** begin **

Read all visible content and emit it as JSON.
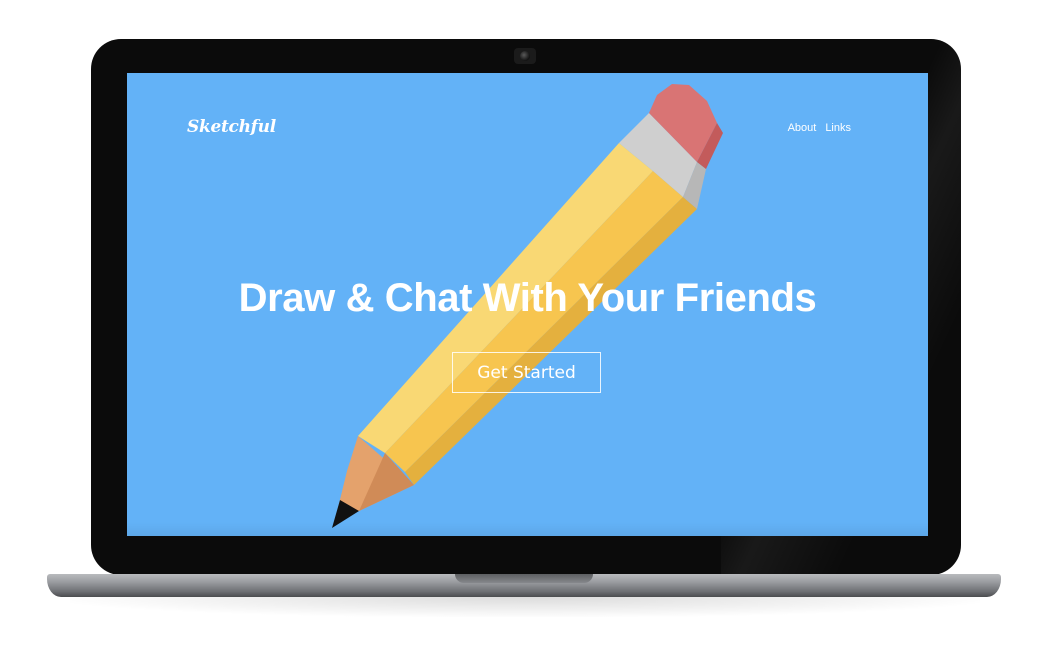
{
  "site": {
    "logo": "Sketchful"
  },
  "nav": {
    "items": [
      {
        "label": "About"
      },
      {
        "label": "Links"
      }
    ]
  },
  "hero": {
    "headline": "Draw & Chat With Your Friends",
    "cta_label": "Get Started"
  },
  "colors": {
    "screen_background": "#63b2f7",
    "pencil_body": "#f7c54f",
    "pencil_body_light": "#f9d874",
    "pencil_body_dark": "#e4b03e",
    "pencil_wood": "#e4a26c",
    "pencil_lead": "#111111",
    "ferrule": "#cfcfcf",
    "eraser": "#d97474",
    "laptop_bezel": "#0b0b0b",
    "laptop_base": "#9a9ca0"
  },
  "icons": {
    "pencil": "pencil-illustration",
    "camera": "webcam-icon"
  }
}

** end **

■ Goal of the exercise:
Without including any pictures, reproduce the listing exactly.

■ Completed task:
Read all visible content and emit it as JSON.
{
  "site": {
    "logo": "Sketchful"
  },
  "nav": {
    "items": [
      {
        "label": "About"
      },
      {
        "label": "Links"
      }
    ]
  },
  "hero": {
    "headline": "Draw & Chat With Your Friends",
    "cta_label": "Get Started"
  },
  "colors": {
    "screen_background": "#63b2f7",
    "pencil_body": "#f7c54f",
    "pencil_body_light": "#f9d874",
    "pencil_body_dark": "#e4b03e",
    "pencil_wood": "#e4a26c",
    "pencil_lead": "#111111",
    "ferrule": "#cfcfcf",
    "eraser": "#d97474",
    "laptop_bezel": "#0b0b0b",
    "laptop_base": "#9a9ca0"
  },
  "icons": {
    "pencil": "pencil-illustration",
    "camera": "webcam-icon"
  }
}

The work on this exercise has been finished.